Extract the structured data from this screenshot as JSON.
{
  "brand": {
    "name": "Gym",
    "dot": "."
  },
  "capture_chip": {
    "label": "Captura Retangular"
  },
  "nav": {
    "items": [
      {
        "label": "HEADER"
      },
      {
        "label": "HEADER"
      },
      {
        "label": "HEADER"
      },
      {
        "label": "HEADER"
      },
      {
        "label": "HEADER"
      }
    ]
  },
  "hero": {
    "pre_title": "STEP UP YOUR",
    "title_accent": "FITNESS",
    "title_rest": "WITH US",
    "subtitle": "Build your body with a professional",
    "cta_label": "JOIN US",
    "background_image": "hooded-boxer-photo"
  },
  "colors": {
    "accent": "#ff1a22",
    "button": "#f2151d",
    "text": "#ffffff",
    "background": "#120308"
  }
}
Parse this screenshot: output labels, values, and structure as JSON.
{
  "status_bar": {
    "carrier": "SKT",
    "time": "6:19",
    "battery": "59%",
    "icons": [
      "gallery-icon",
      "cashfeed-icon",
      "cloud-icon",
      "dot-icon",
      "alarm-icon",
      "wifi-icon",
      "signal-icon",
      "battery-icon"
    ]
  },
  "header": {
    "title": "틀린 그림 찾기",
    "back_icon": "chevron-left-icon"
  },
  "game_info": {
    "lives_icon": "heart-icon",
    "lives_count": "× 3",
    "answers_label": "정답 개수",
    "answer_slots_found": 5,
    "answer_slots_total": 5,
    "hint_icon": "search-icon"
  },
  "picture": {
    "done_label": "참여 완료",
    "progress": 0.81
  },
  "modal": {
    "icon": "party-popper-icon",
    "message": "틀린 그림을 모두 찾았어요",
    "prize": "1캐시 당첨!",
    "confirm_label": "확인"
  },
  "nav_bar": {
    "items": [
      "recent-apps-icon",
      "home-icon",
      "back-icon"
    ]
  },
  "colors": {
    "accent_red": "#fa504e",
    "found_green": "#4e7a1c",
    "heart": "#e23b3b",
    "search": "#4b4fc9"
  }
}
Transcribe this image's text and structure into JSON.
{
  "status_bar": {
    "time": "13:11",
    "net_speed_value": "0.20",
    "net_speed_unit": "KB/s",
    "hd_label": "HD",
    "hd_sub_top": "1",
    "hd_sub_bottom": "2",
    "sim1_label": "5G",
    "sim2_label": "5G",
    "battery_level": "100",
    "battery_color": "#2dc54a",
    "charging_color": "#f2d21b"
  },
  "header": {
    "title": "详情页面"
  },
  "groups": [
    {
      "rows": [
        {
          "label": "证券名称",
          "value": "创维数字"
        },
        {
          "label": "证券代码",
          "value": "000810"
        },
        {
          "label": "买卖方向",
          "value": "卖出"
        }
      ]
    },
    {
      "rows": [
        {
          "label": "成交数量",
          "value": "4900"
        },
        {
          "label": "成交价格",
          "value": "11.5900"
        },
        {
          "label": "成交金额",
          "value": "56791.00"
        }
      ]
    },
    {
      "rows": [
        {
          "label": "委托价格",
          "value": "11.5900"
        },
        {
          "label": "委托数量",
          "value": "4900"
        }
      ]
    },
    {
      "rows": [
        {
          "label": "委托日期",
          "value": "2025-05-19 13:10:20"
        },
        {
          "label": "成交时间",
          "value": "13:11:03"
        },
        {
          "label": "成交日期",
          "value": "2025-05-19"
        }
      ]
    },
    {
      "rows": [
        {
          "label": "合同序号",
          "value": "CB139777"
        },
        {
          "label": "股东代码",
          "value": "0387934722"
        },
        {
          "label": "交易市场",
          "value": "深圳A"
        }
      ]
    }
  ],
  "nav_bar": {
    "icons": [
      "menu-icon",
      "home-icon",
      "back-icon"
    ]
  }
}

Exercise details: All of the entries above should be written out again exactly.

Task output:
Extract the structured data from this screenshot as JSON.
{
  "brand": {
    "name": "Gym",
    "dot": "."
  },
  "capture_chip": {
    "label": "Captura Retangular"
  },
  "nav": {
    "items": [
      {
        "label": "HEADER"
      },
      {
        "label": "HEADER"
      },
      {
        "label": "HEADER"
      },
      {
        "label": "HEADER"
      },
      {
        "label": "HEADER"
      }
    ]
  },
  "hero": {
    "pre_title": "STEP UP YOUR",
    "title_accent": "FITNESS",
    "title_rest": "WITH US",
    "subtitle": "Build your body with a professional",
    "cta_label": "JOIN US",
    "background_image": "hooded-boxer-photo"
  },
  "colors": {
    "accent": "#ff1a22",
    "button": "#f2151d",
    "text": "#ffffff",
    "background": "#120308"
  }
}
Parse this screenshot: output labels, values, and structure as JSON.
{
  "status_bar": {
    "carrier": "SKT",
    "time": "6:19",
    "battery": "59%",
    "icons": [
      "gallery-icon",
      "cashfeed-icon",
      "cloud-icon",
      "dot-icon",
      "alarm-icon",
      "wifi-icon",
      "signal-icon",
      "battery-icon"
    ]
  },
  "header": {
    "title": "틀린 그림 찾기",
    "back_icon": "chevron-left-icon"
  },
  "game_info": {
    "lives_icon": "heart-icon",
    "lives_count": "× 3",
    "answers_label": "정답 개수",
    "answer_slots_found": 5,
    "answer_slots_total": 5,
    "hint_icon": "search-icon"
  },
  "picture": {
    "done_label": "참여 완료",
    "progress": 0.81
  },
  "modal": {
    "icon": "party-popper-icon",
    "message": "틀린 그림을 모두 찾았어요",
    "prize": "1캐시 당첨!",
    "confirm_label": "확인"
  },
  "nav_bar": {
    "items": [
      "recent-apps-icon",
      "home-icon",
      "back-icon"
    ]
  },
  "colors": {
    "accent_red": "#fa504e",
    "found_green": "#4e7a1c",
    "heart": "#e23b3b",
    "search": "#4b4fc9"
  }
}
Transcribe this image's text and structure into JSON.
{
  "status_bar": {
    "time": "13:11",
    "net_speed_value": "0.20",
    "net_speed_unit": "KB/s",
    "hd_label": "HD",
    "hd_sub_top": "1",
    "hd_sub_bottom": "2",
    "sim1_label": "5G",
    "sim2_label": "5G",
    "battery_level": "100",
    "battery_color": "#2dc54a",
    "charging_color": "#f2d21b"
  },
  "header": {
    "title": "详情页面"
  },
  "groups": [
    {
      "rows": [
        {
          "label": "证券名称",
          "value": "创维数字"
        },
        {
          "label": "证券代码",
          "value": "000810"
        },
        {
          "label": "买卖方向",
          "value": "卖出"
        }
      ]
    },
    {
      "rows": [
        {
          "label": "成交数量",
          "value": "4900"
        },
        {
          "label": "成交价格",
          "value": "11.5900"
        },
        {
          "label": "成交金额",
          "value": "56791.00"
        }
      ]
    },
    {
      "rows": [
        {
          "label": "委托价格",
          "value": "11.5900"
        },
        {
          "label": "委托数量",
          "value": "4900"
        }
      ]
    },
    {
      "rows": [
        {
          "label": "委托日期",
          "value": "2025-05-19 13:10:20"
        },
        {
          "label": "成交时间",
          "value": "13:11:03"
        },
        {
          "label": "成交日期",
          "value": "2025-05-19"
        }
      ]
    },
    {
      "rows": [
        {
          "label": "合同序号",
          "value": "CB139777"
        },
        {
          "label": "股东代码",
          "value": "0387934722"
        },
        {
          "label": "交易市场",
          "value": "深圳A"
        }
      ]
    }
  ],
  "nav_bar": {
    "icons": [
      "menu-icon",
      "home-icon",
      "back-icon"
    ]
  }
}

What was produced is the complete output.